--- begin ---

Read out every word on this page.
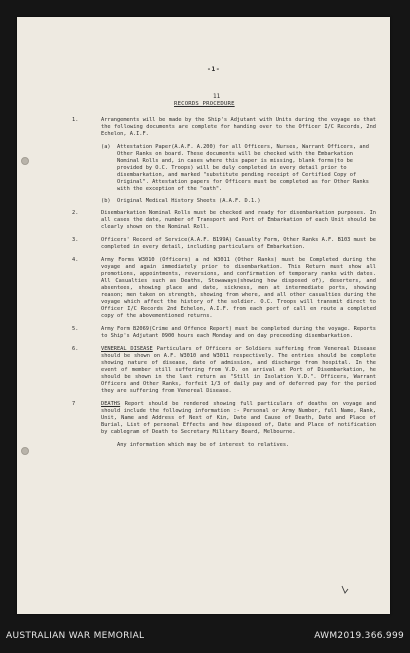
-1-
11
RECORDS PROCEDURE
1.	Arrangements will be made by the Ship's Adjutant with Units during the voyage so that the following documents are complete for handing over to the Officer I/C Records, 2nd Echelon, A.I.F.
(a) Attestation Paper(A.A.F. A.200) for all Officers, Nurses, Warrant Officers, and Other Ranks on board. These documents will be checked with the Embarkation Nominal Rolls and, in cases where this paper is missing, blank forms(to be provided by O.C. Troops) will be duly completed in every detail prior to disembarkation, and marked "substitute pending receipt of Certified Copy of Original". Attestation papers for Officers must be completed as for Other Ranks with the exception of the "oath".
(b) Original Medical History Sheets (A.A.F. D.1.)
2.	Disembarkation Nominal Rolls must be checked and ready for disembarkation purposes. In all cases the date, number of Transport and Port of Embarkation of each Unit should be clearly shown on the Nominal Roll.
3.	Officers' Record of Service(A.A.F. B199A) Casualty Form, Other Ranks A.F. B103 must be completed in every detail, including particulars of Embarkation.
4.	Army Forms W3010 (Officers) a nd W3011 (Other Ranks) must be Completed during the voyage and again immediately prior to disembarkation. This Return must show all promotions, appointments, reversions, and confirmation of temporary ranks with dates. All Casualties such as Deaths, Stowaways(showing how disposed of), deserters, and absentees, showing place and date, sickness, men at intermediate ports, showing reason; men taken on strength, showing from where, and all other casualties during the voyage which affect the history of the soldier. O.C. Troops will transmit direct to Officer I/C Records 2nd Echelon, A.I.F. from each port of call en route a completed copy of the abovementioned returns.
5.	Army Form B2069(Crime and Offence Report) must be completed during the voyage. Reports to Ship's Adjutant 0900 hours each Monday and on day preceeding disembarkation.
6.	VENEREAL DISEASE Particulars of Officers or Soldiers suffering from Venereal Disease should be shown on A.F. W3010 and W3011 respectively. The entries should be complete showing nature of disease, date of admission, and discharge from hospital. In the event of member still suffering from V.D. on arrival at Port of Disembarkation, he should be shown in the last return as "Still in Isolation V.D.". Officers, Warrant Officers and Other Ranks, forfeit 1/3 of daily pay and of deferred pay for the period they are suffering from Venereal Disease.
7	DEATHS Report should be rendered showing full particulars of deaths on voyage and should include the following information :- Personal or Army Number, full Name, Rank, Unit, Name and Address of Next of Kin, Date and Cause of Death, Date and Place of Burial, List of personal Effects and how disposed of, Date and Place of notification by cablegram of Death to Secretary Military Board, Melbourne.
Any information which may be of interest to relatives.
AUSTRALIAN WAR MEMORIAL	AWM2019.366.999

--- end ---

Given instruction
Print every entry above again without changing a word, and omit the pictures.

Task result
Read out every word on this page.
-1-
11
RECORDS PROCEDURE
1.	Arrangements will be made by the Ship's Adjutant with Units during the voyage so that the following documents are complete for handing over to the Officer I/C Records, 2nd Echelon, A.I.F.
(a) Attestation Paper(A.A.F. A.200) for all Officers, Nurses, Warrant Officers, and Other Ranks on board. These documents will be checked with the Embarkation Nominal Rolls and, in cases where this paper is missing, blank forms(to be provided by O.C. Troops) will be duly completed in every detail prior to disembarkation, and marked "substitute pending receipt of Certified Copy of Original". Attestation papers for Officers must be completed as for Other Ranks with the exception of the "oath".
(b) Original Medical History Sheets (A.A.F. D.1.)
2.	Disembarkation Nominal Rolls must be checked and ready for disembarkation purposes. In all cases the date, number of Transport and Port of Embarkation of each Unit should be clearly shown on the Nominal Roll.
3.	Officers' Record of Service(A.A.F. B199A) Casualty Form, Other Ranks A.F. B103 must be completed in every detail, including particulars of Embarkation.
4.	Army Forms W3010 (Officers) a nd W3011 (Other Ranks) must be Completed during the voyage and again immediately prior to disembarkation. This Return must show all promotions, appointments, reversions, and confirmation of temporary ranks with dates. All Casualties such as Deaths, Stowaways(showing how disposed of), deserters, and absentees, showing place and date, sickness, men at intermediate ports, showing reason; men taken on strength, showing from where, and all other casualties during the voyage which affect the history of the soldier. O.C. Troops will transmit direct to Officer I/C Records 2nd Echelon, A.I.F. from each port of call en route a completed copy of the abovementioned returns.
5.	Army Form B2069(Crime and Offence Report) must be completed during the voyage. Reports to Ship's Adjutant 0900 hours each Monday and on day preceeding disembarkation.
6.	VENEREAL DISEASE Particulars of Officers or Soldiers suffering from Venereal Disease should be shown on A.F. W3010 and W3011 respectively. The entries should be complete showing nature of disease, date of admission, and discharge from hospital. In the event of member still suffering from V.D. on arrival at Port of Disembarkation, he should be shown in the last return as "Still in Isolation V.D.". Officers, Warrant Officers and Other Ranks, forfeit 1/3 of daily pay and of deferred pay for the period they are suffering from Venereal Disease.
7	DEATHS Report should be rendered showing full particulars of deaths on voyage and should include the following information :- Personal or Army Number, full Name, Rank, Unit, Name and Address of Next of Kin, Date and Cause of Death, Date and Place of Burial, List of personal Effects and how disposed of, Date and Place of notification by cablegram of Death to Secretary Military Board, Melbourne.
Any information which may be of interest to relatives.
AUSTRALIAN WAR MEMORIAL	AWM2019.366.999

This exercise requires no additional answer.